Stored dataset items:
---

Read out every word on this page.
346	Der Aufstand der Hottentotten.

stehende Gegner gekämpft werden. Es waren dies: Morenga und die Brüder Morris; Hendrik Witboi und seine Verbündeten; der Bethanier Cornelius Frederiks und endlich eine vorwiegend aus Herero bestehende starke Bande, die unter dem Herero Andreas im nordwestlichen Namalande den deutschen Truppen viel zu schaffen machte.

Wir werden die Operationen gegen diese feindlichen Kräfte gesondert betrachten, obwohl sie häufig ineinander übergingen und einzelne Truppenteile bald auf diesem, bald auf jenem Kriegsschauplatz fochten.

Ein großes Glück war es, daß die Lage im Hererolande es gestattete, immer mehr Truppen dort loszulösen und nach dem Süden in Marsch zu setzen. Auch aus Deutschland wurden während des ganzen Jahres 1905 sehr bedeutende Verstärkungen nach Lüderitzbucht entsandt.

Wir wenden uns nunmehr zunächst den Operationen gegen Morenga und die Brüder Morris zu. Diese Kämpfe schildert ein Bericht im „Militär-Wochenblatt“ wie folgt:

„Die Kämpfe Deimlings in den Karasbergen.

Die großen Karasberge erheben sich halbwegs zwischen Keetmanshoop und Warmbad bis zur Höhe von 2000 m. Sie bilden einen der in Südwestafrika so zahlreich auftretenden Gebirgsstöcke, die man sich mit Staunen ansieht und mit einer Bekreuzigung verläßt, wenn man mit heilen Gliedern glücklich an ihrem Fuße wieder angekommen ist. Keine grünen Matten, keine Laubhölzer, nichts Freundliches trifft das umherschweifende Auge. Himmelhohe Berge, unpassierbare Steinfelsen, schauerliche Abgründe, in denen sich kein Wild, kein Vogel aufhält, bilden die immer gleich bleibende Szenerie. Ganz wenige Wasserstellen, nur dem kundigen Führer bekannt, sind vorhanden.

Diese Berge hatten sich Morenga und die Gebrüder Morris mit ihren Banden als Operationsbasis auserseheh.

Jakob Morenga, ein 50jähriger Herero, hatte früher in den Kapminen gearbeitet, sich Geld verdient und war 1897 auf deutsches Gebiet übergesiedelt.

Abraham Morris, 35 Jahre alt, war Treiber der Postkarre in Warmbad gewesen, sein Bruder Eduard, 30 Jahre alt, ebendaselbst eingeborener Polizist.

---

◆ REQUIRED TASK:
Restate all of the entries above precisely.

◆ COMPLETED TASK:
Read out every word on this page.
346	Der Aufstand der Hottentotten.

stehende Gegner gekämpft werden. Es waren dies: Morenga und die Brüder Morris; Hendrik Witboi und seine Verbündeten; der Bethanier Cornelius Frederiks und endlich eine vorwiegend aus Herero bestehende starke Bande, die unter dem Herero Andreas im nordwestlichen Namalande den deutschen Truppen viel zu schaffen machte.

Wir werden die Operationen gegen diese feindlichen Kräfte gesondert betrachten, obwohl sie häufig ineinander übergingen und einzelne Truppenteile bald auf diesem, bald auf jenem Kriegsschauplatz fochten.

Ein großes Glück war es, daß die Lage im Hererolande es gestattete, immer mehr Truppen dort loszulösen und nach dem Süden in Marsch zu setzen. Auch aus Deutschland wurden während des ganzen Jahres 1905 sehr bedeutende Verstärkungen nach Lüderitzbucht entsandt.

Wir wenden uns nunmehr zunächst den Operationen gegen Morenga und die Brüder Morris zu. Diese Kämpfe schildert ein Bericht im „Militär-Wochenblatt“ wie folgt:

„Die Kämpfe Deimlings in den Karasbergen.

Die großen Karasberge erheben sich halbwegs zwischen Keetmanshoop und Warmbad bis zur Höhe von 2000 m. Sie bilden einen der in Südwestafrika so zahlreich auftretenden Gebirgsstöcke, die man sich mit Staunen ansieht und mit einer Bekreuzigung verläßt, wenn man mit heilen Gliedern glücklich an ihrem Fuße wieder angekommen ist. Keine grünen Matten, keine Laubhölzer, nichts Freundliches trifft das umherschweifende Auge. Himmelhohe Berge, unpassierbare Steinfelsen, schauerliche Abgründe, in denen sich kein Wild, kein Vogel aufhält, bilden die immer gleich bleibende Szenerie. Ganz wenige Wasserstellen, nur dem kundigen Führer bekannt, sind vorhanden.

Diese Berge hatten sich Morenga und die Gebrüder Morris mit ihren Banden als Operationsbasis auserseheh.

Jakob Morenga, ein 50jähriger Herero, hatte früher in den Kapminen gearbeitet, sich Geld verdient und war 1897 auf deutsches Gebiet übergesiedelt.

Abraham Morris, 35 Jahre alt, war Treiber der Postkarre in Warmbad gewesen, sein Bruder Eduard, 30 Jahre alt, ebendaselbst eingeborener Polizist.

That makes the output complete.